(Layout annotation data)
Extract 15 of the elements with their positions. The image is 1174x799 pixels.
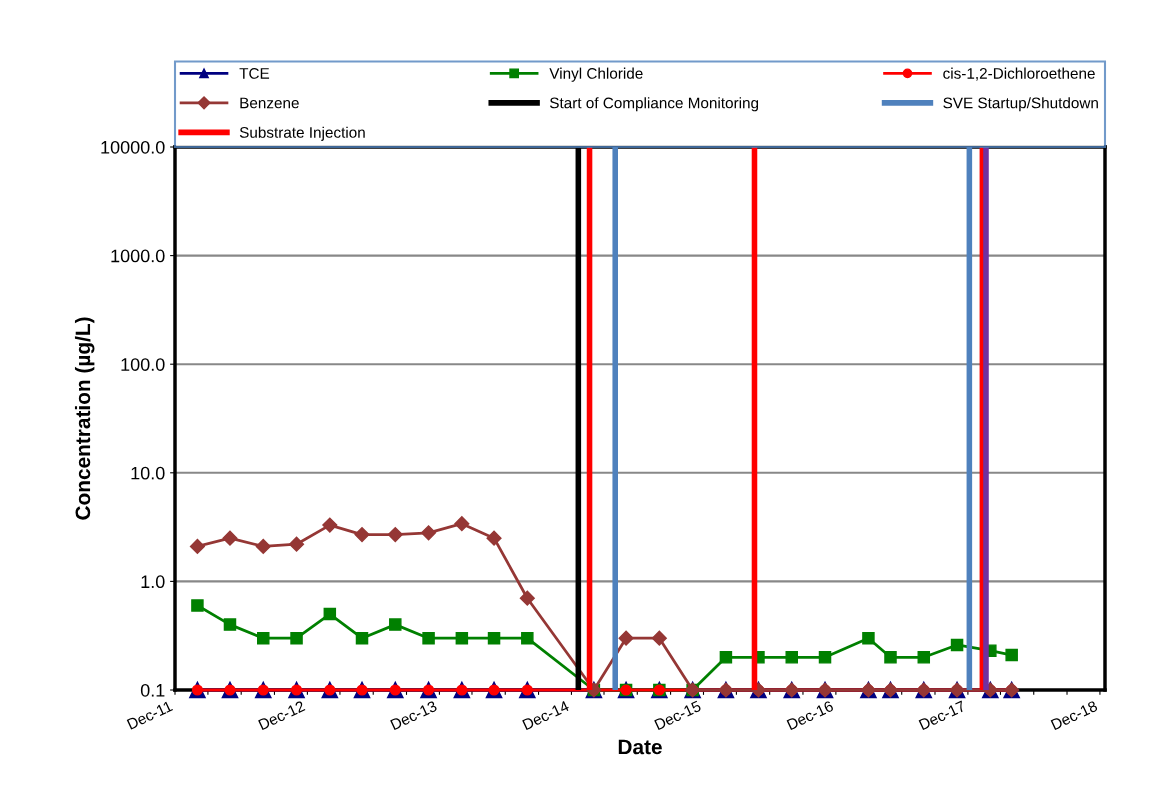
y-axis-title: Concentration (µg/L) bbox=[74, 317, 95, 520]
legend-label: Start of Compliance Monitoring bbox=[549, 97, 759, 112]
legend-label: Substrate Injection bbox=[239, 126, 365, 141]
y-tick-label: 100.0 bbox=[121, 358, 165, 371]
legend-label: Benzene bbox=[240, 97, 299, 109]
y-tick-label: 10000.0 bbox=[101, 140, 165, 154]
y-tick-label: 1.0 bbox=[141, 575, 165, 589]
y-tick-label: 1000.0 bbox=[111, 249, 165, 263]
legend-label: Vinyl Chloride bbox=[549, 67, 643, 82]
x-axis-title: Date bbox=[618, 739, 662, 755]
legend-label: cis-1,2-Dichloroethene bbox=[943, 67, 1095, 81]
legend-label: SVE Startup/Shutdown bbox=[943, 97, 1098, 112]
y-tick-label: 0.1 bbox=[140, 683, 165, 697]
y-tick-label: 10.0 bbox=[131, 466, 165, 480]
legend-label: TCE bbox=[239, 68, 270, 79]
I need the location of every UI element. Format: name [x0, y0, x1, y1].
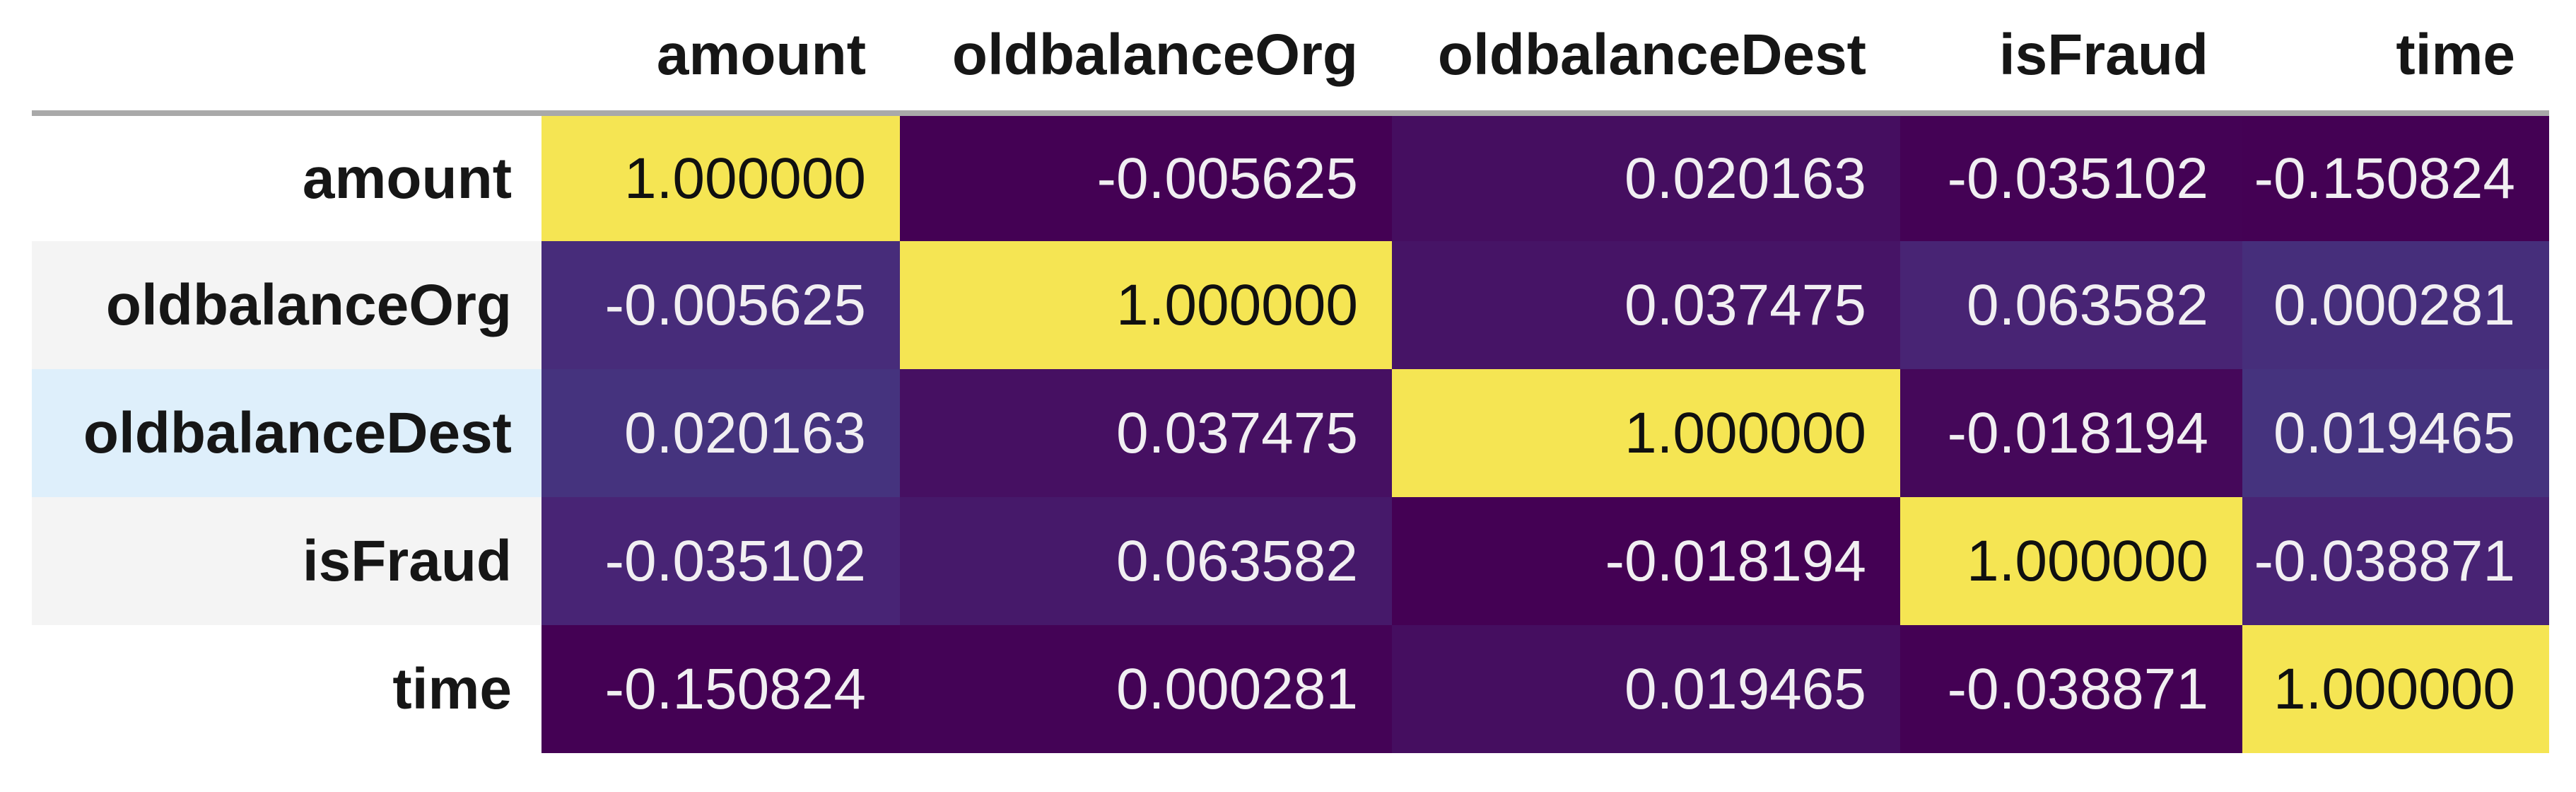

> [STATED GOAL]:
Write out every line of the items above word for word, but leave the pictures out.

> [SOLUTION TO THE EXERCISE]:
Extract 15 of the elements with their positions. The image is 1174x799 pixels.
y-axis-title: Concentration (µg/L) bbox=[74, 317, 95, 520]
legend-label: Start of Compliance Monitoring bbox=[549, 97, 759, 112]
legend-label: Substrate Injection bbox=[239, 126, 365, 141]
y-tick-label: 100.0 bbox=[121, 358, 165, 371]
legend-label: Benzene bbox=[240, 97, 299, 109]
y-tick-label: 10000.0 bbox=[101, 140, 165, 154]
y-tick-label: 1.0 bbox=[141, 575, 165, 589]
y-tick-label: 1000.0 bbox=[111, 249, 165, 263]
legend-label: Vinyl Chloride bbox=[549, 67, 643, 82]
x-axis-title: Date bbox=[618, 739, 662, 755]
legend-label: cis-1,2-Dichloroethene bbox=[943, 67, 1095, 81]
legend-label: SVE Startup/Shutdown bbox=[943, 97, 1098, 112]
y-tick-label: 0.1 bbox=[140, 683, 165, 697]
y-tick-label: 10.0 bbox=[131, 466, 165, 480]
legend-label: TCE bbox=[239, 68, 270, 79]
I need the location of every UI element. Format: name [x0, y0, x1, y1].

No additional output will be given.